### [Stated goal]
Keep the pictures out of the copy and repeat the records exactly.

### [Supplied records]
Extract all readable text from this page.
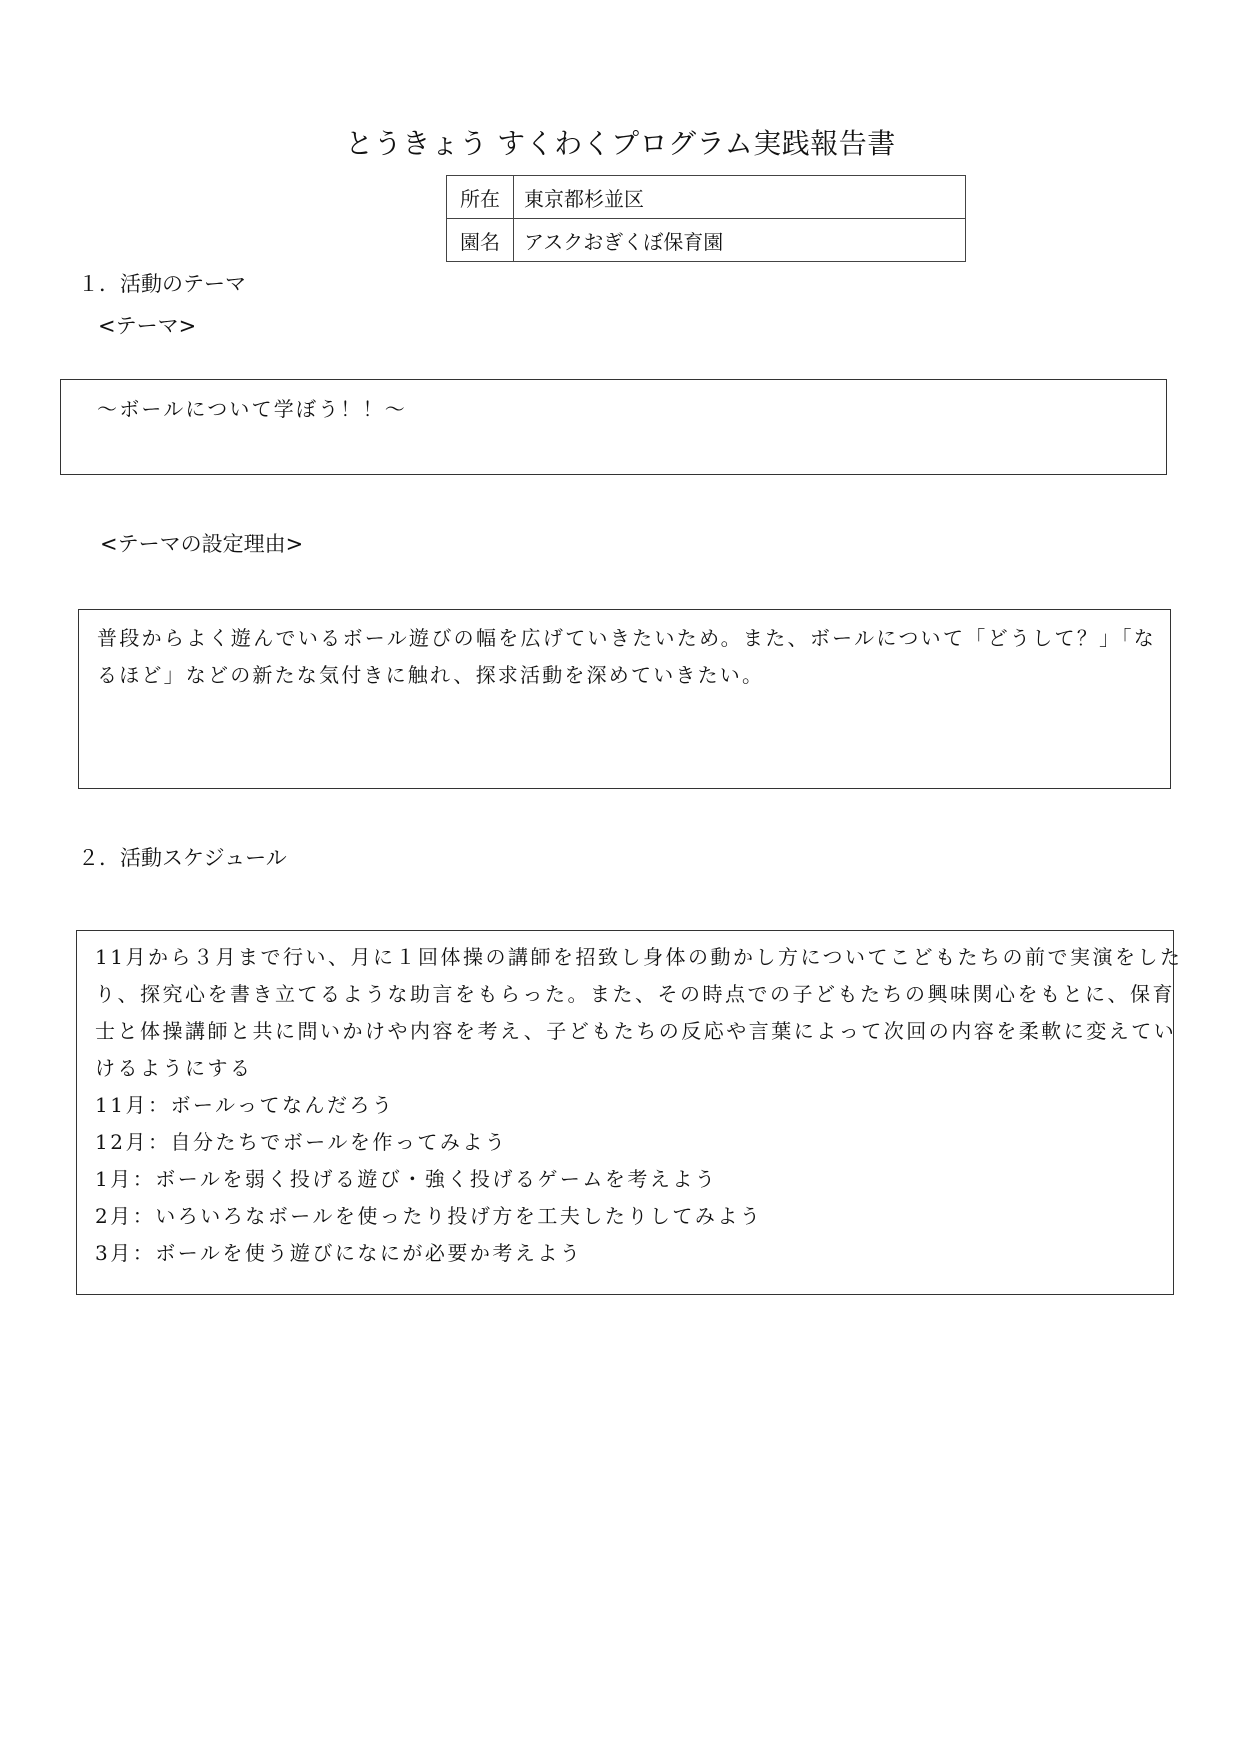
とうきょう すくわくプログラム実践報告書
所在	東京都杉並区
園名	アスクおぎくぼ保育園
１．活動のテーマ
<テーマ>

～ボールについて学ぼう！！～

<テーマの設定理由>

普段からよく遊んでいるボール遊びの幅を広げていきたいため。また、ボールについて「どうして？」「なるほど」などの新たな気付きに触れ、探求活動を深めていきたい。

２．活動スケジュール
11月から３月まで行い、月に１回体操の講師を招致し身体の動かし方についてこどもたちの前で実演をした
り、探究心を書き立てるような助言をもらった。また、その時点での子どもたちの興味関心をもとに、保育
士と体操講師と共に問いかけや内容を考え、子どもたちの反応や言葉によって次回の内容を柔軟に変えてい
けるようにする
11月：ボールってなんだろう
12月：自分たちでボールを作ってみよう
1月：ボールを弱く投げる遊び・強く投げるゲームを考えよう
2月：いろいろなボールを使ったり投げ方を工夫したりしてみよう
3月：ボールを使う遊びになにが必要か考えよう
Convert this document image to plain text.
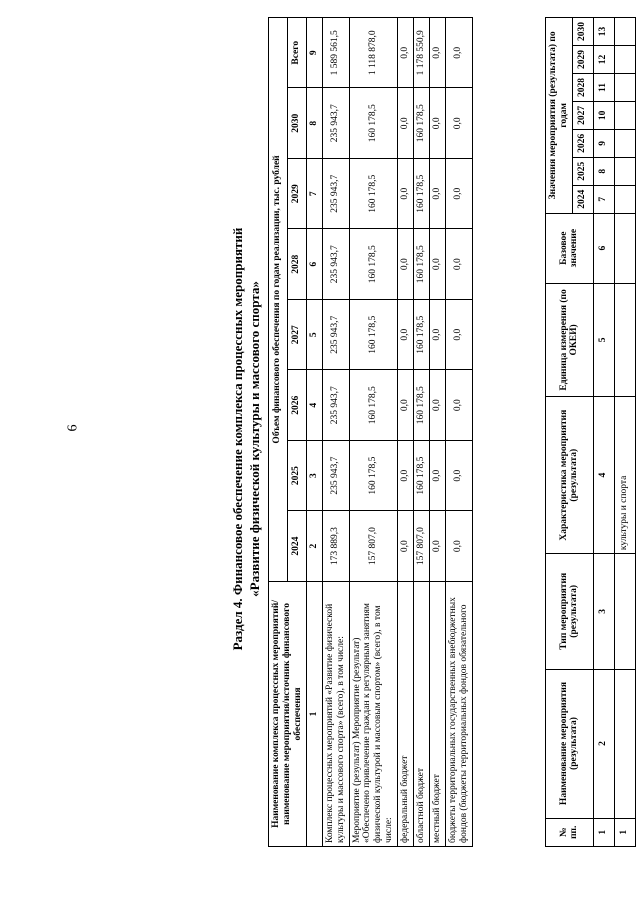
6
№ пп.	Наименование мероприятия (результата)	Тип мероприятия (результата)	Характеристика мероприятия (результата)	Единица измерения (по ОКЕИ)	Базовое значение	Значения мероприятия (результата) по годам						
						2024	2025	2026	2027	2028	2029	2030
1	2	3	4	5	6	7	8	9	10	11	12	13
1			культуры и спорта									
Раздел 4. Финансовое обеспечение комплекса процессных мероприятий «Развитие физической культуры и массового спорта»
Наименование комплекса процессных мероприятий/наименование мероприятия/источник финансового обеспечения	Объем финансового обеспечения по годам реализации, тыс. рублей							
	2024	2025	2026	2027	2028	2029	2030	Всего
1	2	3	4	5	6	7	8	9
Комплекс процессных мероприятий «Развитие физической культуры и массового спорта» (всего), в том числе:	173 889,3	235 943,7	235 943,7	235 943,7	235 943,7	235 943,7	235 943,7	1 589 561,5
Мероприятие (результат) Мероприятие (результат) «Обеспечено привлечение граждан к регулярным занятиям физической культурой и массовым спортом» (всего), в том числе:	157 807,0	160 178,5	160 178,5	160 178,5	160 178,5	160 178,5	160 178,5	1 118 878,0
федеральный бюджет	0,0	0,0	0,0	0,0	0,0	0,0	0,0	0,0
областной бюджет	157 807,0	160 178,5	160 178,5	160 178,5	160 178,5	160 178,5	160 178,5	1 178 550,9
местный бюджет	0,0	0,0	0,0	0,0	0,0	0,0	0,0	0,0
бюджеты территориальных государственных внебюджетных фондов (бюджеты территориальных фондов обязательного	0,0	0,0	0,0	0,0	0,0	0,0	0,0	0,0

### [Correct answer]
Extract all readable text from this page.
とうきょう すくわくプログラム実践報告書
所在	東京都杉並区
園名	アスクおぎくぼ保育園
１．活動のテーマ
<テーマ>

～ボールについて学ぼう！！～

<テーマの設定理由>

普段からよく遊んでいるボール遊びの幅を広げていきたいため。また、ボールについて「どうして？」「なるほど」などの新たな気付きに触れ、探求活動を深めていきたい。

２．活動スケジュール
11月から３月まで行い、月に１回体操の講師を招致し身体の動かし方についてこどもたちの前で実演をした
り、探究心を書き立てるような助言をもらった。また、その時点での子どもたちの興味関心をもとに、保育
士と体操講師と共に問いかけや内容を考え、子どもたちの反応や言葉によって次回の内容を柔軟に変えてい
けるようにする
11月：ボールってなんだろう
12月：自分たちでボールを作ってみよう
1月：ボールを弱く投げる遊び・強く投げるゲームを考えよう
2月：いろいろなボールを使ったり投げ方を工夫したりしてみよう
3月：ボールを使う遊びになにが必要か考えよう
Convert this document image to plain text.
6
№ пп.	Наименование мероприятия (результата)	Тип мероприятия (результата)	Характеристика мероприятия (результата)	Единица измерения (по ОКЕИ)	Базовое значение	Значения мероприятия (результата) по годам						
						2024	2025	2026	2027	2028	2029	2030
1	2	3	4	5	6	7	8	9	10	11	12	13
1			культуры и спорта									
Раздел 4. Финансовое обеспечение комплекса процессных мероприятий «Развитие физической культуры и массового спорта»
Наименование комплекса процессных мероприятий/наименование мероприятия/источник финансового обеспечения	Объем финансового обеспечения по годам реализации, тыс. рублей							
	2024	2025	2026	2027	2028	2029	2030	Всего
1	2	3	4	5	6	7	8	9
Комплекс процессных мероприятий «Развитие физической культуры и массового спорта» (всего), в том числе:	173 889,3	235 943,7	235 943,7	235 943,7	235 943,7	235 943,7	235 943,7	1 589 561,5
Мероприятие (результат) Мероприятие (результат) «Обеспечено привлечение граждан к регулярным занятиям физической культурой и массовым спортом» (всего), в том числе:	157 807,0	160 178,5	160 178,5	160 178,5	160 178,5	160 178,5	160 178,5	1 118 878,0
федеральный бюджет	0,0	0,0	0,0	0,0	0,0	0,0	0,0	0,0
областной бюджет	157 807,0	160 178,5	160 178,5	160 178,5	160 178,5	160 178,5	160 178,5	1 178 550,9
местный бюджет	0,0	0,0	0,0	0,0	0,0	0,0	0,0	0,0
бюджеты территориальных государственных внебюджетных фондов (бюджеты территориальных фондов обязательного	0,0	0,0	0,0	0,0	0,0	0,0	0,0	0,0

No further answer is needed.